● RECORDS FOR THE EXERCISE:
━━━━━━━━━━

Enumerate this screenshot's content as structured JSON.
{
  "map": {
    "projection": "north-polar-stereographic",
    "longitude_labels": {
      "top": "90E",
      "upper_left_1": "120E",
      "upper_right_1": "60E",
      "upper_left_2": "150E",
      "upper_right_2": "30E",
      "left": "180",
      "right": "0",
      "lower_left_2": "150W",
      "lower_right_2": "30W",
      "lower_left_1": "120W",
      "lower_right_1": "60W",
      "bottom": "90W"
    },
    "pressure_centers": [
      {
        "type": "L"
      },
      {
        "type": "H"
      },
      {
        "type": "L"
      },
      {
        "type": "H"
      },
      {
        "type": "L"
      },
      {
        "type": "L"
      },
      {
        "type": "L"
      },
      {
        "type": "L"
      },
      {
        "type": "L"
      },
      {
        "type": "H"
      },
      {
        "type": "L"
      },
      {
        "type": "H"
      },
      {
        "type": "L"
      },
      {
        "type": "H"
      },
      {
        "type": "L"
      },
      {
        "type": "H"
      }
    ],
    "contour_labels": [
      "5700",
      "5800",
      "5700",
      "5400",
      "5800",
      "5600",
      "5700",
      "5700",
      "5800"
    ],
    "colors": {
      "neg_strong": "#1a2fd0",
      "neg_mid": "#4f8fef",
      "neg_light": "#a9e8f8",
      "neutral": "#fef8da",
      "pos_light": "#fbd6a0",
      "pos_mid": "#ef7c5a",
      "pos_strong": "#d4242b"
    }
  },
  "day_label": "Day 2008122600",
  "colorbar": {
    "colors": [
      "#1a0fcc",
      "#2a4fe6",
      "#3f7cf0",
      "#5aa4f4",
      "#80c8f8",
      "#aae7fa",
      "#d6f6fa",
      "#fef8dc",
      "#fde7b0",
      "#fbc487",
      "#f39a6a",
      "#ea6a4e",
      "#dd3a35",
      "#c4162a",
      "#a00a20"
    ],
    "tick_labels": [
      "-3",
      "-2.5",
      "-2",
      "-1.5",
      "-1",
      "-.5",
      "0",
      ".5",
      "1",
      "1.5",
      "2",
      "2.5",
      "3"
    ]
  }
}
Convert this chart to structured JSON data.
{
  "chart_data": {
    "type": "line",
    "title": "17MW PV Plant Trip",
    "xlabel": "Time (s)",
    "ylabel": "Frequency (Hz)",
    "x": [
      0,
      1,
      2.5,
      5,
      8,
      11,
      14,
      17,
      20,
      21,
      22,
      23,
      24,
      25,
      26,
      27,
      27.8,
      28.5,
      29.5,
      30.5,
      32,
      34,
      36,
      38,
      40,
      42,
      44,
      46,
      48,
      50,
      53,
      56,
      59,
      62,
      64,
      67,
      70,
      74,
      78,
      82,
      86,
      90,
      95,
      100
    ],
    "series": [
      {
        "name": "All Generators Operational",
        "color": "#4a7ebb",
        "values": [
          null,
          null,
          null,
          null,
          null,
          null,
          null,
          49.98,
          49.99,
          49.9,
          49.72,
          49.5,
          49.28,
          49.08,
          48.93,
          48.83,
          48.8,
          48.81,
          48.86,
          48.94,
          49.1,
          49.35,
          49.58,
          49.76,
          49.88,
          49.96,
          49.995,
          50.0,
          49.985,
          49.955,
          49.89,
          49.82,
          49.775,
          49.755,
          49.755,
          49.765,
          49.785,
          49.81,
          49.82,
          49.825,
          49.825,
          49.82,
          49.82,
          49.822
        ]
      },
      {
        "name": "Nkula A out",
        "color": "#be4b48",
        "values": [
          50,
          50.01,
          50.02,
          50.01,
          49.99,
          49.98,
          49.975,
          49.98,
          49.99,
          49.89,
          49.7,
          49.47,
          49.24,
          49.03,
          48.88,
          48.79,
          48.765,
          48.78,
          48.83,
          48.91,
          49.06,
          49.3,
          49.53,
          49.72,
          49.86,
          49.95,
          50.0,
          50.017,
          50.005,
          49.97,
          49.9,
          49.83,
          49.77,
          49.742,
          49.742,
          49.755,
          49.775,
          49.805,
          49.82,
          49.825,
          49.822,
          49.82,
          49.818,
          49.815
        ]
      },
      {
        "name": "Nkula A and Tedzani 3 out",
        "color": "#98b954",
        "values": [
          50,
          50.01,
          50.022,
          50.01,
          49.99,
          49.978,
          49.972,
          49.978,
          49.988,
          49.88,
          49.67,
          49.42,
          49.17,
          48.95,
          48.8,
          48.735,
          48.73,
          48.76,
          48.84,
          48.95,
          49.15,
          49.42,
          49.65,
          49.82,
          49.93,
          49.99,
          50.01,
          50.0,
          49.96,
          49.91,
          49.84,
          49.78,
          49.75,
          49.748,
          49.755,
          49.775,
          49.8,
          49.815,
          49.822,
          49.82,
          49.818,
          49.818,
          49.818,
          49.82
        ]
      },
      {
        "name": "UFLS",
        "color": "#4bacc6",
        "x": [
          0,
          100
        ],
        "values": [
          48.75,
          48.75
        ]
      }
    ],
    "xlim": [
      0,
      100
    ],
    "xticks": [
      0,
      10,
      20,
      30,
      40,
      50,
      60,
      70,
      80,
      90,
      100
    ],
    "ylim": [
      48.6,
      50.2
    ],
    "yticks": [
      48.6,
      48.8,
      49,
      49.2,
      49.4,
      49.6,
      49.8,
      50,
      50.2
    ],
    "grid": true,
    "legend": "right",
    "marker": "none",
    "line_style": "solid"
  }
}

━━━━━━━━━━

● DIRECTION: Every line of the material must be returned exactly as it appears.

● COMPLETE RESPONSE:
Enumerate this screenshot's content as structured JSON.
{
  "map": {
    "projection": "north-polar-stereographic",
    "longitude_labels": {
      "top": "90E",
      "upper_left_1": "120E",
      "upper_right_1": "60E",
      "upper_left_2": "150E",
      "upper_right_2": "30E",
      "left": "180",
      "right": "0",
      "lower_left_2": "150W",
      "lower_right_2": "30W",
      "lower_left_1": "120W",
      "lower_right_1": "60W",
      "bottom": "90W"
    },
    "pressure_centers": [
      {
        "type": "L"
      },
      {
        "type": "H"
      },
      {
        "type": "L"
      },
      {
        "type": "H"
      },
      {
        "type": "L"
      },
      {
        "type": "L"
      },
      {
        "type": "L"
      },
      {
        "type": "L"
      },
      {
        "type": "L"
      },
      {
        "type": "H"
      },
      {
        "type": "L"
      },
      {
        "type": "H"
      },
      {
        "type": "L"
      },
      {
        "type": "H"
      },
      {
        "type": "L"
      },
      {
        "type": "H"
      }
    ],
    "contour_labels": [
      "5700",
      "5800",
      "5700",
      "5400",
      "5800",
      "5600",
      "5700",
      "5700",
      "5800"
    ],
    "colors": {
      "neg_strong": "#1a2fd0",
      "neg_mid": "#4f8fef",
      "neg_light": "#a9e8f8",
      "neutral": "#fef8da",
      "pos_light": "#fbd6a0",
      "pos_mid": "#ef7c5a",
      "pos_strong": "#d4242b"
    }
  },
  "day_label": "Day 2008122600",
  "colorbar": {
    "colors": [
      "#1a0fcc",
      "#2a4fe6",
      "#3f7cf0",
      "#5aa4f4",
      "#80c8f8",
      "#aae7fa",
      "#d6f6fa",
      "#fef8dc",
      "#fde7b0",
      "#fbc487",
      "#f39a6a",
      "#ea6a4e",
      "#dd3a35",
      "#c4162a",
      "#a00a20"
    ],
    "tick_labels": [
      "-3",
      "-2.5",
      "-2",
      "-1.5",
      "-1",
      "-.5",
      "0",
      ".5",
      "1",
      "1.5",
      "2",
      "2.5",
      "3"
    ]
  }
}
Convert this chart to structured JSON data.
{
  "chart_data": {
    "type": "line",
    "title": "17MW PV Plant Trip",
    "xlabel": "Time (s)",
    "ylabel": "Frequency (Hz)",
    "x": [
      0,
      1,
      2.5,
      5,
      8,
      11,
      14,
      17,
      20,
      21,
      22,
      23,
      24,
      25,
      26,
      27,
      27.8,
      28.5,
      29.5,
      30.5,
      32,
      34,
      36,
      38,
      40,
      42,
      44,
      46,
      48,
      50,
      53,
      56,
      59,
      62,
      64,
      67,
      70,
      74,
      78,
      82,
      86,
      90,
      95,
      100
    ],
    "series": [
      {
        "name": "All Generators Operational",
        "color": "#4a7ebb",
        "values": [
          null,
          null,
          null,
          null,
          null,
          null,
          null,
          49.98,
          49.99,
          49.9,
          49.72,
          49.5,
          49.28,
          49.08,
          48.93,
          48.83,
          48.8,
          48.81,
          48.86,
          48.94,
          49.1,
          49.35,
          49.58,
          49.76,
          49.88,
          49.96,
          49.995,
          50.0,
          49.985,
          49.955,
          49.89,
          49.82,
          49.775,
          49.755,
          49.755,
          49.765,
          49.785,
          49.81,
          49.82,
          49.825,
          49.825,
          49.82,
          49.82,
          49.822
        ]
      },
      {
        "name": "Nkula A out",
        "color": "#be4b48",
        "values": [
          50,
          50.01,
          50.02,
          50.01,
          49.99,
          49.98,
          49.975,
          49.98,
          49.99,
          49.89,
          49.7,
          49.47,
          49.24,
          49.03,
          48.88,
          48.79,
          48.765,
          48.78,
          48.83,
          48.91,
          49.06,
          49.3,
          49.53,
          49.72,
          49.86,
          49.95,
          50.0,
          50.017,
          50.005,
          49.97,
          49.9,
          49.83,
          49.77,
          49.742,
          49.742,
          49.755,
          49.775,
          49.805,
          49.82,
          49.825,
          49.822,
          49.82,
          49.818,
          49.815
        ]
      },
      {
        "name": "Nkula A and Tedzani 3 out",
        "color": "#98b954",
        "values": [
          50,
          50.01,
          50.022,
          50.01,
          49.99,
          49.978,
          49.972,
          49.978,
          49.988,
          49.88,
          49.67,
          49.42,
          49.17,
          48.95,
          48.8,
          48.735,
          48.73,
          48.76,
          48.84,
          48.95,
          49.15,
          49.42,
          49.65,
          49.82,
          49.93,
          49.99,
          50.01,
          50.0,
          49.96,
          49.91,
          49.84,
          49.78,
          49.75,
          49.748,
          49.755,
          49.775,
          49.8,
          49.815,
          49.822,
          49.82,
          49.818,
          49.818,
          49.818,
          49.82
        ]
      },
      {
        "name": "UFLS",
        "color": "#4bacc6",
        "x": [
          0,
          100
        ],
        "values": [
          48.75,
          48.75
        ]
      }
    ],
    "xlim": [
      0,
      100
    ],
    "xticks": [
      0,
      10,
      20,
      30,
      40,
      50,
      60,
      70,
      80,
      90,
      100
    ],
    "ylim": [
      48.6,
      50.2
    ],
    "yticks": [
      48.6,
      48.8,
      49,
      49.2,
      49.4,
      49.6,
      49.8,
      50,
      50.2
    ],
    "grid": true,
    "legend": "right",
    "marker": "none",
    "line_style": "solid"
  }
}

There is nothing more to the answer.